§ STATED GOAL:
Write out every entry, unchanged. Skip any picture.

§ RECORD EXTRACTS:
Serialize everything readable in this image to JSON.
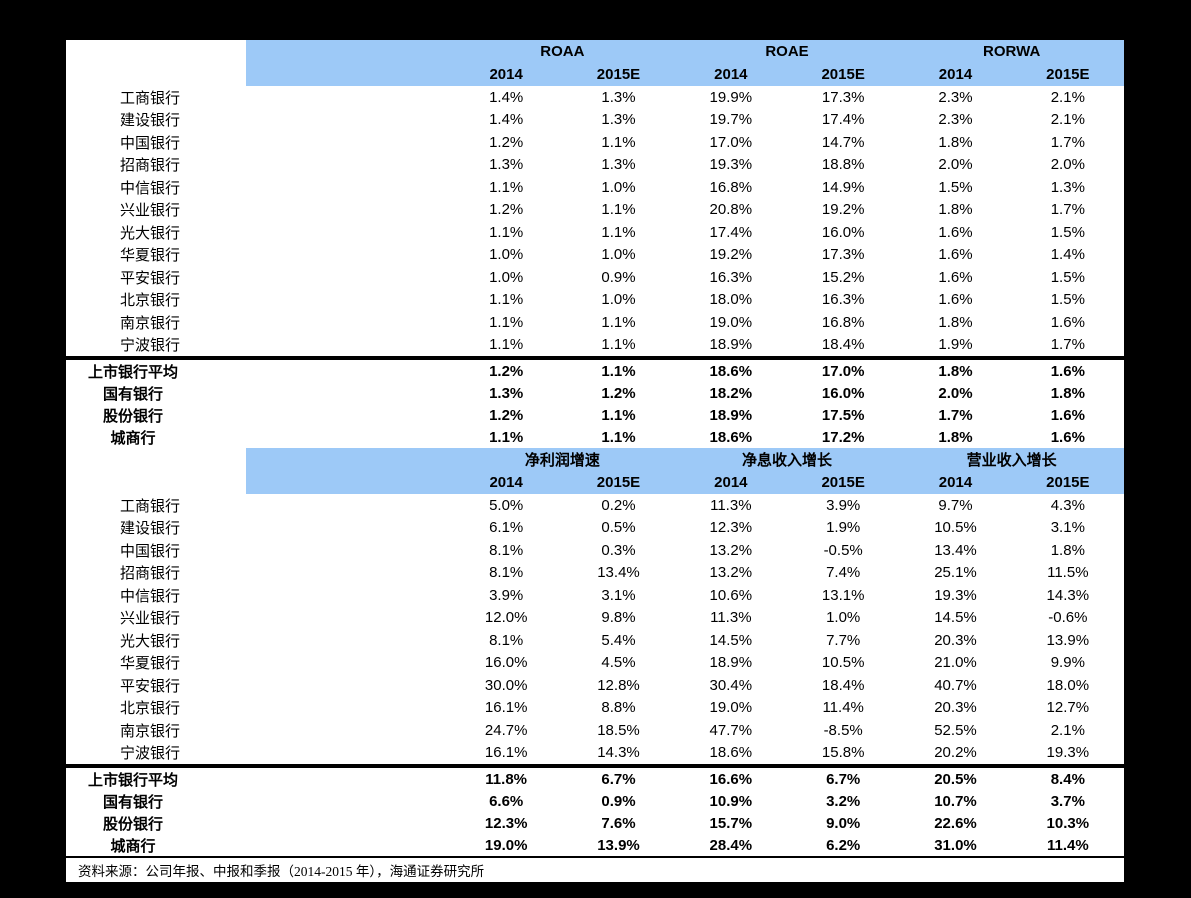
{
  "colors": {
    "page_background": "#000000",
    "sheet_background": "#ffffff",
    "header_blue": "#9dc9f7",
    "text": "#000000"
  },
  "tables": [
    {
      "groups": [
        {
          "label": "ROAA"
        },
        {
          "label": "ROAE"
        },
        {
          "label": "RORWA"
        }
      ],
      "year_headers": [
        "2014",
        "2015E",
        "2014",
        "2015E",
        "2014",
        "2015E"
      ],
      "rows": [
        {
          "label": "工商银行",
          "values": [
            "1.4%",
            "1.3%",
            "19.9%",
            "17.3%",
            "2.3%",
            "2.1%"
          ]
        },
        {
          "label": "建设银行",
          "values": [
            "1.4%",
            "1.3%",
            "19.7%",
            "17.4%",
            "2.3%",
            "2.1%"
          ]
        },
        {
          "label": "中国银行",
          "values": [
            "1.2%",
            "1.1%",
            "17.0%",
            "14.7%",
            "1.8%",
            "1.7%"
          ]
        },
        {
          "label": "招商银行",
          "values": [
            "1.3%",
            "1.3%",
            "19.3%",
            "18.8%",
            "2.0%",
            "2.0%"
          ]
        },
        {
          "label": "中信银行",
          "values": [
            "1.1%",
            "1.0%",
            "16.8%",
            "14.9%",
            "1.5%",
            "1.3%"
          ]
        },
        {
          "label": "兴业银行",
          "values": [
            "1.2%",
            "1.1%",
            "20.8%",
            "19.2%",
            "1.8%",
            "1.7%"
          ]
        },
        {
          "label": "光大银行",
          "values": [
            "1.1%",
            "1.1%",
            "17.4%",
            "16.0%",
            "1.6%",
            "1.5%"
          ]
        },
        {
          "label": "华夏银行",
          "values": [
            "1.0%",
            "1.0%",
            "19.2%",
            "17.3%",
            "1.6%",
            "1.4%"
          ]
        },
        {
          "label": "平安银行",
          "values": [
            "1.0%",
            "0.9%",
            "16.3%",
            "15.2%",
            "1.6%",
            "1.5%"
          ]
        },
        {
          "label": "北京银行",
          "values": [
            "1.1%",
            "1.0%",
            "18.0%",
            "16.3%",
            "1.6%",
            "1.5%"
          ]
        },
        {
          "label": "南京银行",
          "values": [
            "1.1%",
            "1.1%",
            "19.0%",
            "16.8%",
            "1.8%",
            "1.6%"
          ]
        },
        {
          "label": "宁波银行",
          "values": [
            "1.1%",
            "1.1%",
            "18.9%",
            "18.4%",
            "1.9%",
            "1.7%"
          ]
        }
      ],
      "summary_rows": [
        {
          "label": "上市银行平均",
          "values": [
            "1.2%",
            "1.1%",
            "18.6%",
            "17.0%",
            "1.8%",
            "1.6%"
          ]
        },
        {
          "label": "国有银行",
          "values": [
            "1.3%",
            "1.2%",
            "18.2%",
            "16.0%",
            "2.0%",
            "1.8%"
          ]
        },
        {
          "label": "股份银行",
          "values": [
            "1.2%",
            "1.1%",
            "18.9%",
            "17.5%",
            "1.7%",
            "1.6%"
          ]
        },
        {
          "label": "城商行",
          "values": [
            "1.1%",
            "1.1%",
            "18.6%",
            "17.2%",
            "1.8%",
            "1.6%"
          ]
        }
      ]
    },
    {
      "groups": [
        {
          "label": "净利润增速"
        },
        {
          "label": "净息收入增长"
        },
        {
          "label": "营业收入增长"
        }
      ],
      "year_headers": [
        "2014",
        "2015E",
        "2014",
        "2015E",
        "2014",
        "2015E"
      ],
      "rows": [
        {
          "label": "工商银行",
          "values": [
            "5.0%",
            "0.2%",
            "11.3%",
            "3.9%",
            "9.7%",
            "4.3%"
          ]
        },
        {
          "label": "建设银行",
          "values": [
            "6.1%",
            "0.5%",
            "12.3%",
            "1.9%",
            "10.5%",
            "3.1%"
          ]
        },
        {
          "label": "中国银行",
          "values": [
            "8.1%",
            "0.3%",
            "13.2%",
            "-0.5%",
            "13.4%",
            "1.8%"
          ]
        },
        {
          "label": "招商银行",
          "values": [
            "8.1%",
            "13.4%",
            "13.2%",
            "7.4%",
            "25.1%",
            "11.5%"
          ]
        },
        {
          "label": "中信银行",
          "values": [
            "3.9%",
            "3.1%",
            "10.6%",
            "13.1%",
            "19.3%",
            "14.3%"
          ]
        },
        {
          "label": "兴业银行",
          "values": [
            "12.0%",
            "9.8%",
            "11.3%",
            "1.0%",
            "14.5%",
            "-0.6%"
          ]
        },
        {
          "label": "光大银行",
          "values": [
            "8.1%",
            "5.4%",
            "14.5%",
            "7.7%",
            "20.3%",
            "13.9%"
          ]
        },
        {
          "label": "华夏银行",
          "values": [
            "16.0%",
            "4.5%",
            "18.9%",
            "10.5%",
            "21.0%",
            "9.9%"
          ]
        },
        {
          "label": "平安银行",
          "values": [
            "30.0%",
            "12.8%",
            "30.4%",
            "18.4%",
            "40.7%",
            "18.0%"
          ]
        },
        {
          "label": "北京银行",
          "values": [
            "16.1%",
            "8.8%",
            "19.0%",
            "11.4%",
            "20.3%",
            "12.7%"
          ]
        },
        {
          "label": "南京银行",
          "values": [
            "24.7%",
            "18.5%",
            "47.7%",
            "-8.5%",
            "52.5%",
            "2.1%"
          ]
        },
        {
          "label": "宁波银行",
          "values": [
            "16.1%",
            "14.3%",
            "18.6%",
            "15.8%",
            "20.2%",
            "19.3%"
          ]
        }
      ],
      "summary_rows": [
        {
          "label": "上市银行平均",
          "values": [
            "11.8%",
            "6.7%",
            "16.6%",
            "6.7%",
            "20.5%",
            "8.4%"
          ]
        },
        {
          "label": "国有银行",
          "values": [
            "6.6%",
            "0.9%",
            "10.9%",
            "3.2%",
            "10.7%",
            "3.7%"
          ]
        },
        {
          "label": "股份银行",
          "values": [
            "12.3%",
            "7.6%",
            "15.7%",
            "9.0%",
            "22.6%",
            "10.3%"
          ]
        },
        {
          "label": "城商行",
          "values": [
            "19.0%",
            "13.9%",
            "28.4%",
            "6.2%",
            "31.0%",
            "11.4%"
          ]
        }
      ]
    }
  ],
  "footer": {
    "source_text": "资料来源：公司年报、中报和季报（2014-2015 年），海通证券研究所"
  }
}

§ REPLY TO THE TASK:
Serialize everything readable in this image to JSON.
{
  "colors": {
    "page_background": "#000000",
    "sheet_background": "#ffffff",
    "header_blue": "#9dc9f7",
    "text": "#000000"
  },
  "tables": [
    {
      "groups": [
        {
          "label": "ROAA"
        },
        {
          "label": "ROAE"
        },
        {
          "label": "RORWA"
        }
      ],
      "year_headers": [
        "2014",
        "2015E",
        "2014",
        "2015E",
        "2014",
        "2015E"
      ],
      "rows": [
        {
          "label": "工商银行",
          "values": [
            "1.4%",
            "1.3%",
            "19.9%",
            "17.3%",
            "2.3%",
            "2.1%"
          ]
        },
        {
          "label": "建设银行",
          "values": [
            "1.4%",
            "1.3%",
            "19.7%",
            "17.4%",
            "2.3%",
            "2.1%"
          ]
        },
        {
          "label": "中国银行",
          "values": [
            "1.2%",
            "1.1%",
            "17.0%",
            "14.7%",
            "1.8%",
            "1.7%"
          ]
        },
        {
          "label": "招商银行",
          "values": [
            "1.3%",
            "1.3%",
            "19.3%",
            "18.8%",
            "2.0%",
            "2.0%"
          ]
        },
        {
          "label": "中信银行",
          "values": [
            "1.1%",
            "1.0%",
            "16.8%",
            "14.9%",
            "1.5%",
            "1.3%"
          ]
        },
        {
          "label": "兴业银行",
          "values": [
            "1.2%",
            "1.1%",
            "20.8%",
            "19.2%",
            "1.8%",
            "1.7%"
          ]
        },
        {
          "label": "光大银行",
          "values": [
            "1.1%",
            "1.1%",
            "17.4%",
            "16.0%",
            "1.6%",
            "1.5%"
          ]
        },
        {
          "label": "华夏银行",
          "values": [
            "1.0%",
            "1.0%",
            "19.2%",
            "17.3%",
            "1.6%",
            "1.4%"
          ]
        },
        {
          "label": "平安银行",
          "values": [
            "1.0%",
            "0.9%",
            "16.3%",
            "15.2%",
            "1.6%",
            "1.5%"
          ]
        },
        {
          "label": "北京银行",
          "values": [
            "1.1%",
            "1.0%",
            "18.0%",
            "16.3%",
            "1.6%",
            "1.5%"
          ]
        },
        {
          "label": "南京银行",
          "values": [
            "1.1%",
            "1.1%",
            "19.0%",
            "16.8%",
            "1.8%",
            "1.6%"
          ]
        },
        {
          "label": "宁波银行",
          "values": [
            "1.1%",
            "1.1%",
            "18.9%",
            "18.4%",
            "1.9%",
            "1.7%"
          ]
        }
      ],
      "summary_rows": [
        {
          "label": "上市银行平均",
          "values": [
            "1.2%",
            "1.1%",
            "18.6%",
            "17.0%",
            "1.8%",
            "1.6%"
          ]
        },
        {
          "label": "国有银行",
          "values": [
            "1.3%",
            "1.2%",
            "18.2%",
            "16.0%",
            "2.0%",
            "1.8%"
          ]
        },
        {
          "label": "股份银行",
          "values": [
            "1.2%",
            "1.1%",
            "18.9%",
            "17.5%",
            "1.7%",
            "1.6%"
          ]
        },
        {
          "label": "城商行",
          "values": [
            "1.1%",
            "1.1%",
            "18.6%",
            "17.2%",
            "1.8%",
            "1.6%"
          ]
        }
      ]
    },
    {
      "groups": [
        {
          "label": "净利润增速"
        },
        {
          "label": "净息收入增长"
        },
        {
          "label": "营业收入增长"
        }
      ],
      "year_headers": [
        "2014",
        "2015E",
        "2014",
        "2015E",
        "2014",
        "2015E"
      ],
      "rows": [
        {
          "label": "工商银行",
          "values": [
            "5.0%",
            "0.2%",
            "11.3%",
            "3.9%",
            "9.7%",
            "4.3%"
          ]
        },
        {
          "label": "建设银行",
          "values": [
            "6.1%",
            "0.5%",
            "12.3%",
            "1.9%",
            "10.5%",
            "3.1%"
          ]
        },
        {
          "label": "中国银行",
          "values": [
            "8.1%",
            "0.3%",
            "13.2%",
            "-0.5%",
            "13.4%",
            "1.8%"
          ]
        },
        {
          "label": "招商银行",
          "values": [
            "8.1%",
            "13.4%",
            "13.2%",
            "7.4%",
            "25.1%",
            "11.5%"
          ]
        },
        {
          "label": "中信银行",
          "values": [
            "3.9%",
            "3.1%",
            "10.6%",
            "13.1%",
            "19.3%",
            "14.3%"
          ]
        },
        {
          "label": "兴业银行",
          "values": [
            "12.0%",
            "9.8%",
            "11.3%",
            "1.0%",
            "14.5%",
            "-0.6%"
          ]
        },
        {
          "label": "光大银行",
          "values": [
            "8.1%",
            "5.4%",
            "14.5%",
            "7.7%",
            "20.3%",
            "13.9%"
          ]
        },
        {
          "label": "华夏银行",
          "values": [
            "16.0%",
            "4.5%",
            "18.9%",
            "10.5%",
            "21.0%",
            "9.9%"
          ]
        },
        {
          "label": "平安银行",
          "values": [
            "30.0%",
            "12.8%",
            "30.4%",
            "18.4%",
            "40.7%",
            "18.0%"
          ]
        },
        {
          "label": "北京银行",
          "values": [
            "16.1%",
            "8.8%",
            "19.0%",
            "11.4%",
            "20.3%",
            "12.7%"
          ]
        },
        {
          "label": "南京银行",
          "values": [
            "24.7%",
            "18.5%",
            "47.7%",
            "-8.5%",
            "52.5%",
            "2.1%"
          ]
        },
        {
          "label": "宁波银行",
          "values": [
            "16.1%",
            "14.3%",
            "18.6%",
            "15.8%",
            "20.2%",
            "19.3%"
          ]
        }
      ],
      "summary_rows": [
        {
          "label": "上市银行平均",
          "values": [
            "11.8%",
            "6.7%",
            "16.6%",
            "6.7%",
            "20.5%",
            "8.4%"
          ]
        },
        {
          "label": "国有银行",
          "values": [
            "6.6%",
            "0.9%",
            "10.9%",
            "3.2%",
            "10.7%",
            "3.7%"
          ]
        },
        {
          "label": "股份银行",
          "values": [
            "12.3%",
            "7.6%",
            "15.7%",
            "9.0%",
            "22.6%",
            "10.3%"
          ]
        },
        {
          "label": "城商行",
          "values": [
            "19.0%",
            "13.9%",
            "28.4%",
            "6.2%",
            "31.0%",
            "11.4%"
          ]
        }
      ]
    }
  ],
  "footer": {
    "source_text": "资料来源：公司年报、中报和季报（2014-2015 年），海通证券研究所"
  }
}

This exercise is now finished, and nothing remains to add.